Write out the material exactly, leaving every picture behind.

# Start of Data for this exercise

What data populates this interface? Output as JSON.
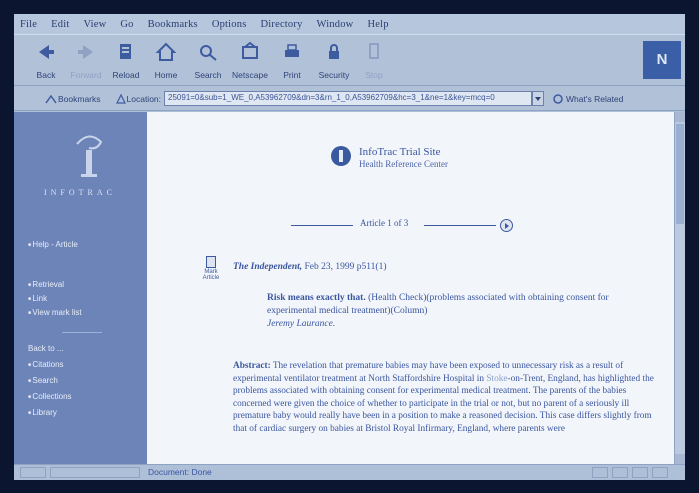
{
  "menu": [
    "File",
    "Edit",
    "View",
    "Go",
    "Bookmarks",
    "Options",
    "Directory",
    "Window",
    "Help"
  ],
  "toolbar": {
    "back": "Back",
    "forward": "Forward",
    "reload": "Reload",
    "home": "Home",
    "search": "Search",
    "netscape": "Netscape",
    "print": "Print",
    "security": "Security",
    "stop": "Stop",
    "brand": "N"
  },
  "locationbar": {
    "bookmarks": "Bookmarks",
    "location_label": "Location:",
    "url": "25091=0&sub=1_WE_0,A53962709&dn=3&rn_1_0,A53962709&hc=3_1&ne=1&key=mcq=0",
    "whats_related": "What's Related"
  },
  "sidebar": {
    "logo_text": "INFOTRAC",
    "help": "Help - Article",
    "retrieval": "Retrieval",
    "link": "Link",
    "view_mark": "View mark list",
    "back_to": "Back to ...",
    "citations": "Citations",
    "search": "Search",
    "collections": "Collections",
    "library": "Library"
  },
  "article": {
    "site_title": "InfoTrac Trial Site",
    "site_subtitle": "Health Reference Center",
    "counter": "Article 1 of 3",
    "mark_label": "Mark Article",
    "publication": "The Independent,",
    "date": " Feb 23, 1999 p511(1)",
    "headline_bold": "Risk means exactly that.",
    "headline_rest": " (Health Check)(problems associated with obtaining consent for experimental medical treatment)(Column)",
    "author": "Jeremy Laurance.",
    "abstract_label": "Abstract:",
    "abstract_a": " The revelation that premature babies may have been exposed to unnecessary risk as a result of experimental ventilator treatment at North Staffordshire Hospital in ",
    "abstract_link": "Stoke",
    "abstract_b": "-on-Trent, England, has highlighted the problems associated with obtaining consent for experimental medical treatment. The parents of the babies concerned were given the choice of whether to participate in the trial or not, but no parent of a seriously ill premature baby would really have been in a position to make a reasoned decision. This case differs slightly from that of cardiac surgery on babies at Bristol Royal Infirmary, England, where parents were"
  },
  "status": {
    "text": "Document: Done"
  },
  "colors": {
    "sidebar": "#6d84b8",
    "content_bg": "#f2f5fa",
    "text_blue": "#3a56a0"
  }
}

# End of Data for this exercise

**Task solution**
What data populates this interface? Output as JSON.
{
  "menu": [
    "File",
    "Edit",
    "View",
    "Go",
    "Bookmarks",
    "Options",
    "Directory",
    "Window",
    "Help"
  ],
  "toolbar": {
    "back": "Back",
    "forward": "Forward",
    "reload": "Reload",
    "home": "Home",
    "search": "Search",
    "netscape": "Netscape",
    "print": "Print",
    "security": "Security",
    "stop": "Stop",
    "brand": "N"
  },
  "locationbar": {
    "bookmarks": "Bookmarks",
    "location_label": "Location:",
    "url": "25091=0&sub=1_WE_0,A53962709&dn=3&rn_1_0,A53962709&hc=3_1&ne=1&key=mcq=0",
    "whats_related": "What's Related"
  },
  "sidebar": {
    "logo_text": "INFOTRAC",
    "help": "Help - Article",
    "retrieval": "Retrieval",
    "link": "Link",
    "view_mark": "View mark list",
    "back_to": "Back to ...",
    "citations": "Citations",
    "search": "Search",
    "collections": "Collections",
    "library": "Library"
  },
  "article": {
    "site_title": "InfoTrac Trial Site",
    "site_subtitle": "Health Reference Center",
    "counter": "Article 1 of 3",
    "mark_label": "Mark Article",
    "publication": "The Independent,",
    "date": " Feb 23, 1999 p511(1)",
    "headline_bold": "Risk means exactly that.",
    "headline_rest": " (Health Check)(problems associated with obtaining consent for experimental medical treatment)(Column)",
    "author": "Jeremy Laurance.",
    "abstract_label": "Abstract:",
    "abstract_a": " The revelation that premature babies may have been exposed to unnecessary risk as a result of experimental ventilator treatment at North Staffordshire Hospital in ",
    "abstract_link": "Stoke",
    "abstract_b": "-on-Trent, England, has highlighted the problems associated with obtaining consent for experimental medical treatment. The parents of the babies concerned were given the choice of whether to participate in the trial or not, but no parent of a seriously ill premature baby would really have been in a position to make a reasoned decision. This case differs slightly from that of cardiac surgery on babies at Bristol Royal Infirmary, England, where parents were"
  },
  "status": {
    "text": "Document: Done"
  },
  "colors": {
    "sidebar": "#6d84b8",
    "content_bg": "#f2f5fa",
    "text_blue": "#3a56a0"
  }
}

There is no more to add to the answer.